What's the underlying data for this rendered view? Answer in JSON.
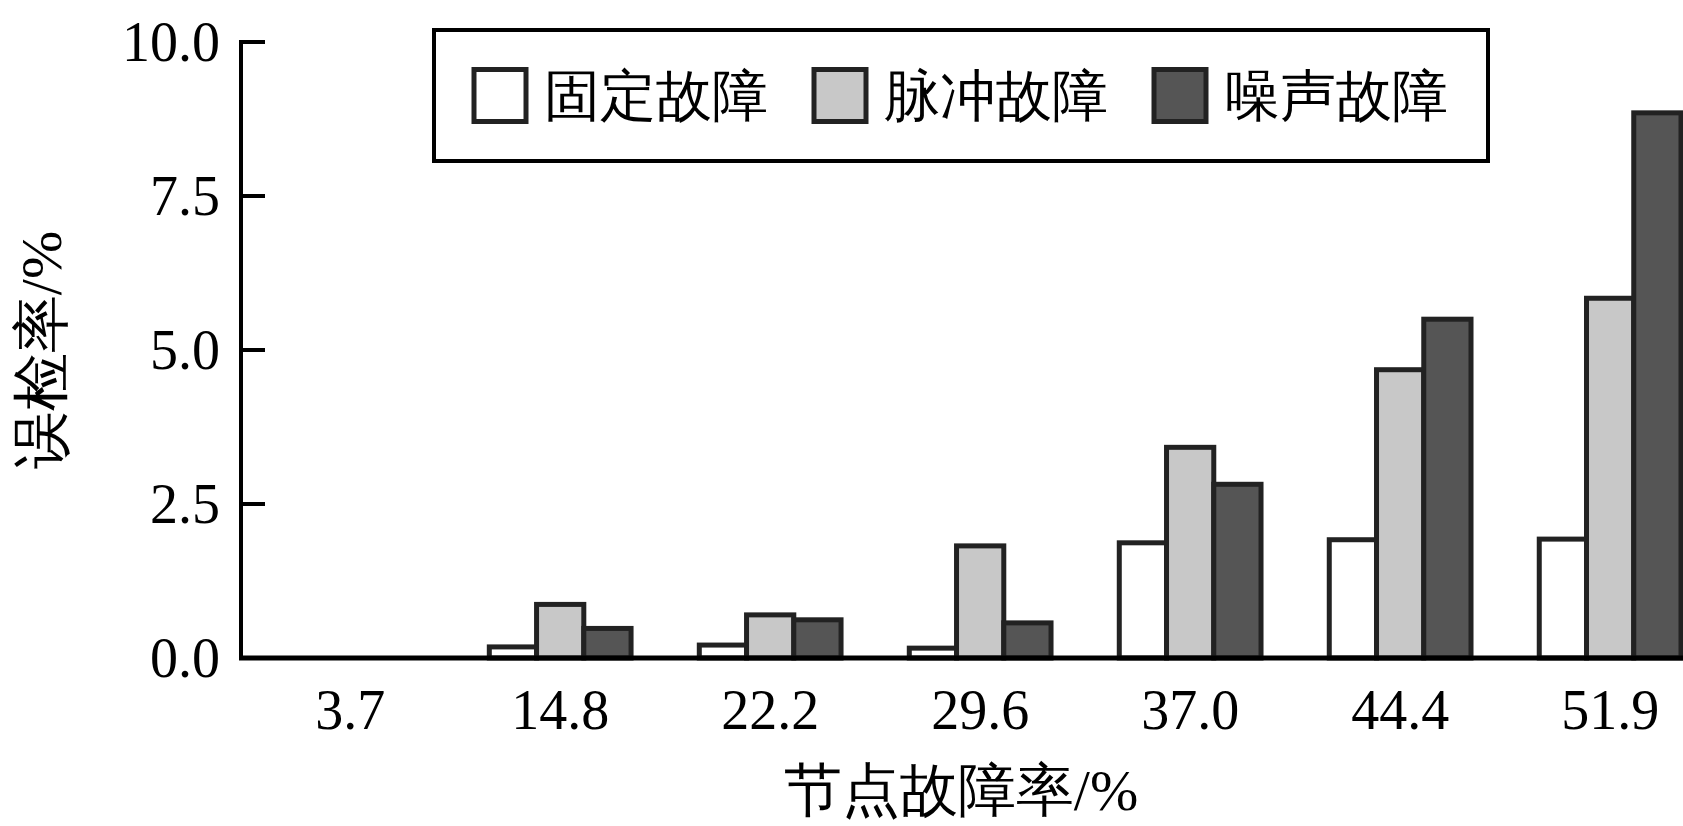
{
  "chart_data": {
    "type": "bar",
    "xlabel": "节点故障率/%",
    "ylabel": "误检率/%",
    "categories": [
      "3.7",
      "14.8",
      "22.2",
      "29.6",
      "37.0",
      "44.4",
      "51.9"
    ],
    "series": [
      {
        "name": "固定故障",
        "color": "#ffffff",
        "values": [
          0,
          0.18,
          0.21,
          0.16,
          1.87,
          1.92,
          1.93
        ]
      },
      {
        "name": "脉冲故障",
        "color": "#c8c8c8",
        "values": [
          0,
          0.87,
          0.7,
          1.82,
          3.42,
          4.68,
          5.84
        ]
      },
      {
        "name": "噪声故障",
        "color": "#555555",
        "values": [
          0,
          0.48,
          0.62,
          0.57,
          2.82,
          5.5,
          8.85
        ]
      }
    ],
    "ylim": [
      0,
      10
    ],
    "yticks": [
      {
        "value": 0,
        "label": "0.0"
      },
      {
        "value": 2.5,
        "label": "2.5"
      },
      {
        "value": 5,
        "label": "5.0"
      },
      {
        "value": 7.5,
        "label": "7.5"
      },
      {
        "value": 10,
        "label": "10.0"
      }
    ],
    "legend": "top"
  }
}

┄┄┄┄┄┄┄┄┄┄

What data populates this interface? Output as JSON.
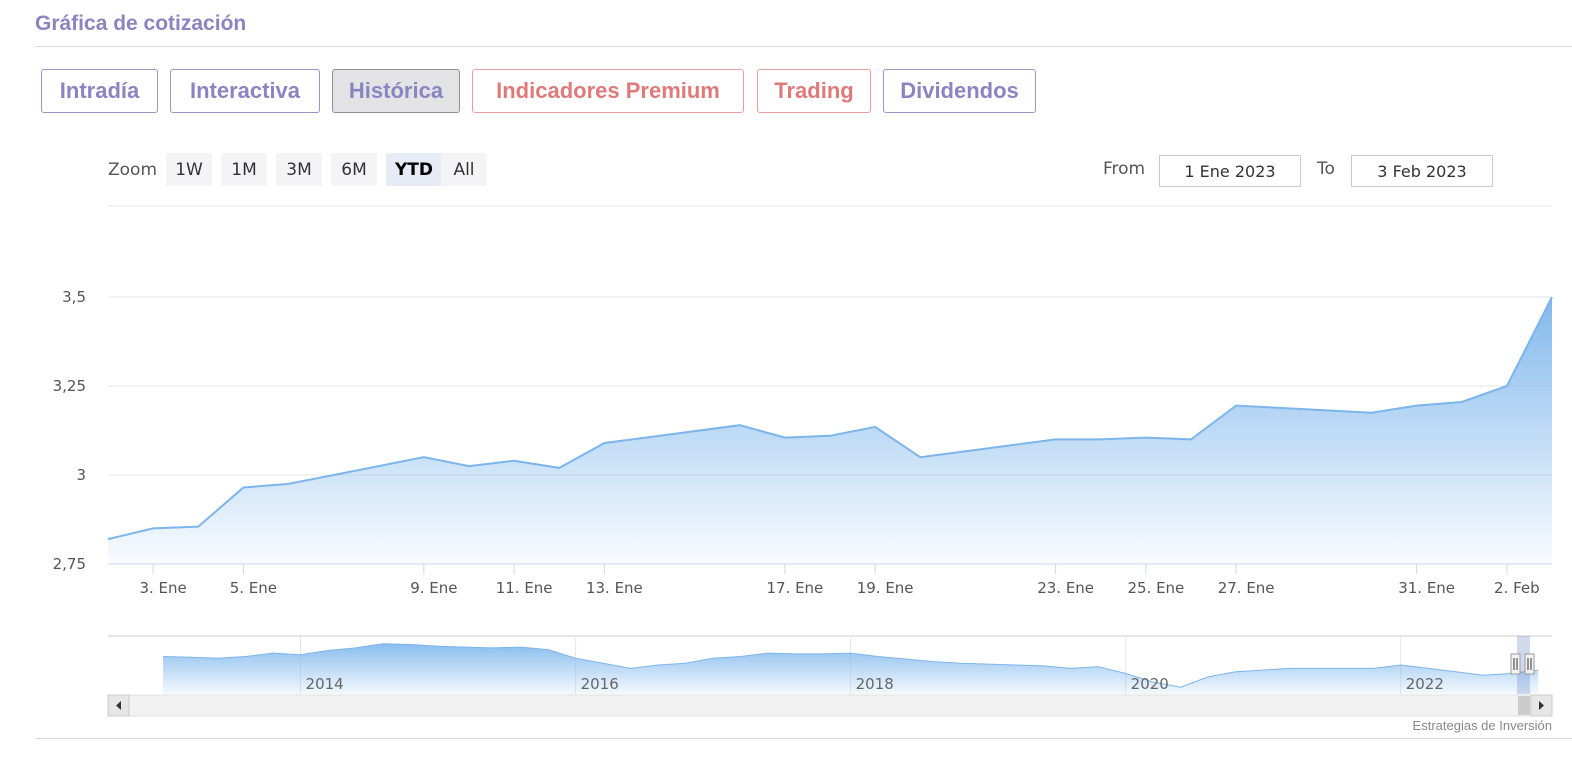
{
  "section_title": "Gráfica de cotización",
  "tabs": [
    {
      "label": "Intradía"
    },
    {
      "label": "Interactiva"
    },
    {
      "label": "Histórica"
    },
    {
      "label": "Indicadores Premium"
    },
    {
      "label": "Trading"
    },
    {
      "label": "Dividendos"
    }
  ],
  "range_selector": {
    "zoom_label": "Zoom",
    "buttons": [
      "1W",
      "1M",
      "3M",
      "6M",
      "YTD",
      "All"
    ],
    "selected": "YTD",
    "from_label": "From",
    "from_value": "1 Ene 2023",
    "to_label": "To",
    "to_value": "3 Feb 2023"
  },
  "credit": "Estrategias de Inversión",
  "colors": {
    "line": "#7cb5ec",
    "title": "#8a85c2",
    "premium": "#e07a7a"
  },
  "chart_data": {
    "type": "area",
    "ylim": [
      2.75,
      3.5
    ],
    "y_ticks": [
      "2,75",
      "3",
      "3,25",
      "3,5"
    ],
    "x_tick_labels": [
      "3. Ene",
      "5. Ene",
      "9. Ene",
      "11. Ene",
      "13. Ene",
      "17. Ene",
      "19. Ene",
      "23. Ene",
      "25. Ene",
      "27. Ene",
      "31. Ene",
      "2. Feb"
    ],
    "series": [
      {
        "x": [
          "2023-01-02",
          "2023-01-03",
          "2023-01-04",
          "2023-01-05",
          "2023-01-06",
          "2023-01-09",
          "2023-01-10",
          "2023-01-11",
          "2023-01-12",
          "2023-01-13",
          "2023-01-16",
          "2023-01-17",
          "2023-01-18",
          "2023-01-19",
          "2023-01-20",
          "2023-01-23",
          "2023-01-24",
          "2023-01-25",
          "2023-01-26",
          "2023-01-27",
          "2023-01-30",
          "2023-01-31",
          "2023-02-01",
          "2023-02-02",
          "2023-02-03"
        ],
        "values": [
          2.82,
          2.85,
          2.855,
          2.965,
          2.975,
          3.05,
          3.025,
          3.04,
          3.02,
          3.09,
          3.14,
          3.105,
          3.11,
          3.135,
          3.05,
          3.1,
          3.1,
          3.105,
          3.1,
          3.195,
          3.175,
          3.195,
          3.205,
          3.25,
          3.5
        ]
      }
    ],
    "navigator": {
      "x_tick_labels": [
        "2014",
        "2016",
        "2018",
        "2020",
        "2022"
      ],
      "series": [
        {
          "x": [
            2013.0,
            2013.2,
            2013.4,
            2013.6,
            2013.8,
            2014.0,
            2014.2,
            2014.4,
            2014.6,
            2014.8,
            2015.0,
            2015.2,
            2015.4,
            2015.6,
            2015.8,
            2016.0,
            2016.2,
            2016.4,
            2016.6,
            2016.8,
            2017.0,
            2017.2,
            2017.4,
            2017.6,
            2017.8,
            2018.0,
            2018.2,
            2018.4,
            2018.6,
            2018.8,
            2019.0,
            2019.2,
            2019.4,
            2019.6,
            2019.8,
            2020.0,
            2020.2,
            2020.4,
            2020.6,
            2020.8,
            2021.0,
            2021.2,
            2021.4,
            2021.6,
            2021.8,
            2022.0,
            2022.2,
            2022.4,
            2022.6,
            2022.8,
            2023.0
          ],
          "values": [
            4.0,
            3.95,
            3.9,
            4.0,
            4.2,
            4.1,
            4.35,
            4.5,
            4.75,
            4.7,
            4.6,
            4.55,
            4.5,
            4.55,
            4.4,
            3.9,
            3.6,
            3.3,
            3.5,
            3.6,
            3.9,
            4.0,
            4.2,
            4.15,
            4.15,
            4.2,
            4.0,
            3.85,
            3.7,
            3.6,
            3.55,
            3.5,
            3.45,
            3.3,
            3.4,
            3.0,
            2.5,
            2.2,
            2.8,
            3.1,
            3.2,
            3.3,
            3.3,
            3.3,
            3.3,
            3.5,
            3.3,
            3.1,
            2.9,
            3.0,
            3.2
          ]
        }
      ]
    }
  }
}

┄┄┄┄┄┄┄┄┄┄

### Stated problem
Show every line of the listing in which the string "this" can be found.

### The reply
What's the underlying data for this rendered view? Answer in JSON.
What data populates this interface? Output as JSON.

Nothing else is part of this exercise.